▶ WORK INSTRUCTIONS
Write out the full set of records below exactly.

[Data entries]
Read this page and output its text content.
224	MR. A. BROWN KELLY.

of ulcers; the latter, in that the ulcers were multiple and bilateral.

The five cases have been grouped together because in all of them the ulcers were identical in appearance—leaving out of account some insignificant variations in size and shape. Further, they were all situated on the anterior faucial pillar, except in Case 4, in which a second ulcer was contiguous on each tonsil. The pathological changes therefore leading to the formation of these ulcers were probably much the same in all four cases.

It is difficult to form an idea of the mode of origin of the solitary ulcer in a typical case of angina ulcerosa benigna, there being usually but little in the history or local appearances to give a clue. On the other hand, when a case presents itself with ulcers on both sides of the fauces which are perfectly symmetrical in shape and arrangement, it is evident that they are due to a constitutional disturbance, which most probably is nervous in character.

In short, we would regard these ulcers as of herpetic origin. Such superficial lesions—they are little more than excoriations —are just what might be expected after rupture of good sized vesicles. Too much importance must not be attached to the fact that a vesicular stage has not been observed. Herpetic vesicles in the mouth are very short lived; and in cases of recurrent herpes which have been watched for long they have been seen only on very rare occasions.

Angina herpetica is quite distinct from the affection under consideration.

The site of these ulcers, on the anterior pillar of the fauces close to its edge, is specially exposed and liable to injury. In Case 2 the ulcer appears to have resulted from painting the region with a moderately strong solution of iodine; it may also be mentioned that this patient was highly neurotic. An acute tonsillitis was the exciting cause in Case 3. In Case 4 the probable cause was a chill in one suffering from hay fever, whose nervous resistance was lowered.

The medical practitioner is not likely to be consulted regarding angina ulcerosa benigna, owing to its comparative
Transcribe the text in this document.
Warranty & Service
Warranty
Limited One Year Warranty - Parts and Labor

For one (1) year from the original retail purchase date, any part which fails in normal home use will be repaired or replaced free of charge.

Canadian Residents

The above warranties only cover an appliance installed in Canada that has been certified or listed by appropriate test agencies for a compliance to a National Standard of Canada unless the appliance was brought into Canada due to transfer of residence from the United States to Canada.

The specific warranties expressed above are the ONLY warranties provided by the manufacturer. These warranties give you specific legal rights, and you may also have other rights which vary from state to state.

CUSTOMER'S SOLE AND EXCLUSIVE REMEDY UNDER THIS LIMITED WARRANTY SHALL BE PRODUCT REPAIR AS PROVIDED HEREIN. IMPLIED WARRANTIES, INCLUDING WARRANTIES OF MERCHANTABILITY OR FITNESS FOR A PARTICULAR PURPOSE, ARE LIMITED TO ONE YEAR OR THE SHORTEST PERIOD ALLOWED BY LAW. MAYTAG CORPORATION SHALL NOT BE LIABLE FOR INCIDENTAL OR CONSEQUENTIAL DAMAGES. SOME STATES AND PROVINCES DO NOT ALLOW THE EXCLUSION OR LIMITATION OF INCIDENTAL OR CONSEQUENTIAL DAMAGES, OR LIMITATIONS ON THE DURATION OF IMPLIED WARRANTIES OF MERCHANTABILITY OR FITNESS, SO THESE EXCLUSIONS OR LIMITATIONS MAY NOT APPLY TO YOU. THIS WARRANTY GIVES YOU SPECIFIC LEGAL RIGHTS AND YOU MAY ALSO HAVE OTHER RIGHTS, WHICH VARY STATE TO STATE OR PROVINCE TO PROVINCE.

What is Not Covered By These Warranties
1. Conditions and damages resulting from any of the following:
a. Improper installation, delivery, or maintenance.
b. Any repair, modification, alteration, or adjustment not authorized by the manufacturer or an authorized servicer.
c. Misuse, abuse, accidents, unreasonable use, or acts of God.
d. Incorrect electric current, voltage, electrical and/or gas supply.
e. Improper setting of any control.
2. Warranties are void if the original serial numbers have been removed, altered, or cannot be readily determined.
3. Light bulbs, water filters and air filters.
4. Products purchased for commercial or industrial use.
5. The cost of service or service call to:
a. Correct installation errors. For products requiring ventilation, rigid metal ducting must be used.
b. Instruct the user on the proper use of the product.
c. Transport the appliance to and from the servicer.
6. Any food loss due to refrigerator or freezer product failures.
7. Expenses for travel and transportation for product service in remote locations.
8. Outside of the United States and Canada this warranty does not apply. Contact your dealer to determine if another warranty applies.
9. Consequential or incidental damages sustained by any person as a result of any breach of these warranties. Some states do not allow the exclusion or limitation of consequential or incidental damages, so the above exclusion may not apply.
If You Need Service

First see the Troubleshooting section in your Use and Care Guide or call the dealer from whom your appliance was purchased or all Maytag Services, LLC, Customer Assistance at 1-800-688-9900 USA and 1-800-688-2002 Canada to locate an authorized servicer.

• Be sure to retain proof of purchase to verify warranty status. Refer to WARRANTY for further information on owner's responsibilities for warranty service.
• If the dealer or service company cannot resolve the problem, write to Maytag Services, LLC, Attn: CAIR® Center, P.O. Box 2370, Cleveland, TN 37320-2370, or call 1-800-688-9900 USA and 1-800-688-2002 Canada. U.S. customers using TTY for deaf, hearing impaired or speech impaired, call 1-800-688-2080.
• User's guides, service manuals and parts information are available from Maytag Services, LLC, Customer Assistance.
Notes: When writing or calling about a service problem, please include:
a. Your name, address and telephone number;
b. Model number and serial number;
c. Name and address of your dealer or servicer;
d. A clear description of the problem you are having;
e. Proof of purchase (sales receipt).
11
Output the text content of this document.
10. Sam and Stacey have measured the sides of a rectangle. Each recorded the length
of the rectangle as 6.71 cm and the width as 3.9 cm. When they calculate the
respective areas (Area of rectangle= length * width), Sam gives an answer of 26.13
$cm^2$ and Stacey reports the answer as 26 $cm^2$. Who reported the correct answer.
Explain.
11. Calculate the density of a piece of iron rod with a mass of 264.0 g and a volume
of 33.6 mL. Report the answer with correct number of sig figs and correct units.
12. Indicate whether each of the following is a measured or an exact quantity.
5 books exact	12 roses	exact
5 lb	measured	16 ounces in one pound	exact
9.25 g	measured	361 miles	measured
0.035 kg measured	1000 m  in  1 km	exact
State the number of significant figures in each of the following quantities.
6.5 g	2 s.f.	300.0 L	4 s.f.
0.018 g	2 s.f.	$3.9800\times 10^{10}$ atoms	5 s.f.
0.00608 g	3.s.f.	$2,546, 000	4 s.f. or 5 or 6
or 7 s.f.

▶ SOLUTION TO THIS TASK
Read this page and output its text content.
224	MR. A. BROWN KELLY.

of ulcers; the latter, in that the ulcers were multiple and bilateral.

The five cases have been grouped together because in all of them the ulcers were identical in appearance—leaving out of account some insignificant variations in size and shape. Further, they were all situated on the anterior faucial pillar, except in Case 4, in which a second ulcer was contiguous on each tonsil. The pathological changes therefore leading to the formation of these ulcers were probably much the same in all four cases.

It is difficult to form an idea of the mode of origin of the solitary ulcer in a typical case of angina ulcerosa benigna, there being usually but little in the history or local appearances to give a clue. On the other hand, when a case presents itself with ulcers on both sides of the fauces which are perfectly symmetrical in shape and arrangement, it is evident that they are due to a constitutional disturbance, which most probably is nervous in character.

In short, we would regard these ulcers as of herpetic origin. Such superficial lesions—they are little more than excoriations —are just what might be expected after rupture of good sized vesicles. Too much importance must not be attached to the fact that a vesicular stage has not been observed. Herpetic vesicles in the mouth are very short lived; and in cases of recurrent herpes which have been watched for long they have been seen only on very rare occasions.

Angina herpetica is quite distinct from the affection under consideration.

The site of these ulcers, on the anterior pillar of the fauces close to its edge, is specially exposed and liable to injury. In Case 2 the ulcer appears to have resulted from painting the region with a moderately strong solution of iodine; it may also be mentioned that this patient was highly neurotic. An acute tonsillitis was the exciting cause in Case 3. In Case 4 the probable cause was a chill in one suffering from hay fever, whose nervous resistance was lowered.

The medical practitioner is not likely to be consulted regarding angina ulcerosa benigna, owing to its comparative
Transcribe the text in this document.
Warranty & Service
Warranty
Limited One Year Warranty - Parts and Labor

For one (1) year from the original retail purchase date, any part which fails in normal home use will be repaired or replaced free of charge.

Canadian Residents

The above warranties only cover an appliance installed in Canada that has been certified or listed by appropriate test agencies for a compliance to a National Standard of Canada unless the appliance was brought into Canada due to transfer of residence from the United States to Canada.

The specific warranties expressed above are the ONLY warranties provided by the manufacturer. These warranties give you specific legal rights, and you may also have other rights which vary from state to state.

CUSTOMER'S SOLE AND EXCLUSIVE REMEDY UNDER THIS LIMITED WARRANTY SHALL BE PRODUCT REPAIR AS PROVIDED HEREIN. IMPLIED WARRANTIES, INCLUDING WARRANTIES OF MERCHANTABILITY OR FITNESS FOR A PARTICULAR PURPOSE, ARE LIMITED TO ONE YEAR OR THE SHORTEST PERIOD ALLOWED BY LAW. MAYTAG CORPORATION SHALL NOT BE LIABLE FOR INCIDENTAL OR CONSEQUENTIAL DAMAGES. SOME STATES AND PROVINCES DO NOT ALLOW THE EXCLUSION OR LIMITATION OF INCIDENTAL OR CONSEQUENTIAL DAMAGES, OR LIMITATIONS ON THE DURATION OF IMPLIED WARRANTIES OF MERCHANTABILITY OR FITNESS, SO THESE EXCLUSIONS OR LIMITATIONS MAY NOT APPLY TO YOU. THIS WARRANTY GIVES YOU SPECIFIC LEGAL RIGHTS AND YOU MAY ALSO HAVE OTHER RIGHTS, WHICH VARY STATE TO STATE OR PROVINCE TO PROVINCE.

What is Not Covered By These Warranties
1. Conditions and damages resulting from any of the following:
a. Improper installation, delivery, or maintenance.
b. Any repair, modification, alteration, or adjustment not authorized by the manufacturer or an authorized servicer.
c. Misuse, abuse, accidents, unreasonable use, or acts of God.
d. Incorrect electric current, voltage, electrical and/or gas supply.
e. Improper setting of any control.
2. Warranties are void if the original serial numbers have been removed, altered, or cannot be readily determined.
3. Light bulbs, water filters and air filters.
4. Products purchased for commercial or industrial use.
5. The cost of service or service call to:
a. Correct installation errors. For products requiring ventilation, rigid metal ducting must be used.
b. Instruct the user on the proper use of the product.
c. Transport the appliance to and from the servicer.
6. Any food loss due to refrigerator or freezer product failures.
7. Expenses for travel and transportation for product service in remote locations.
8. Outside of the United States and Canada this warranty does not apply. Contact your dealer to determine if another warranty applies.
9. Consequential or incidental damages sustained by any person as a result of any breach of these warranties. Some states do not allow the exclusion or limitation of consequential or incidental damages, so the above exclusion may not apply.
If You Need Service

First see the Troubleshooting section in your Use and Care Guide or call the dealer from whom your appliance was purchased or all Maytag Services, LLC, Customer Assistance at 1-800-688-9900 USA and 1-800-688-2002 Canada to locate an authorized servicer.

• Be sure to retain proof of purchase to verify warranty status. Refer to WARRANTY for further information on owner's responsibilities for warranty service.
• If the dealer or service company cannot resolve the problem, write to Maytag Services, LLC, Attn: CAIR® Center, P.O. Box 2370, Cleveland, TN 37320-2370, or call 1-800-688-9900 USA and 1-800-688-2002 Canada. U.S. customers using TTY for deaf, hearing impaired or speech impaired, call 1-800-688-2080.
• User's guides, service manuals and parts information are available from Maytag Services, LLC, Customer Assistance.
Notes: When writing or calling about a service problem, please include:
a. Your name, address and telephone number;
b. Model number and serial number;
c. Name and address of your dealer or servicer;
d. A clear description of the problem you are having;
e. Proof of purchase (sales receipt).
11
Output the text content of this document.
10. Sam and Stacey have measured the sides of a rectangle. Each recorded the length
of the rectangle as 6.71 cm and the width as 3.9 cm. When they calculate the
respective areas (Area of rectangle= length * width), Sam gives an answer of 26.13
$cm^2$ and Stacey reports the answer as 26 $cm^2$. Who reported the correct answer.
Explain.
11. Calculate the density of a piece of iron rod with a mass of 264.0 g and a volume
of 33.6 mL. Report the answer with correct number of sig figs and correct units.
12. Indicate whether each of the following is a measured or an exact quantity.
5 books exact	12 roses	exact
5 lb	measured	16 ounces in one pound	exact
9.25 g	measured	361 miles	measured
0.035 kg measured	1000 m  in  1 km	exact
State the number of significant figures in each of the following quantities.
6.5 g	2 s.f.	300.0 L	4 s.f.
0.018 g	2 s.f.	$3.9800\times 10^{10}$ atoms	5 s.f.
0.00608 g	3.s.f.	$2,546, 000	4 s.f. or 5 or 6
or 7 s.f.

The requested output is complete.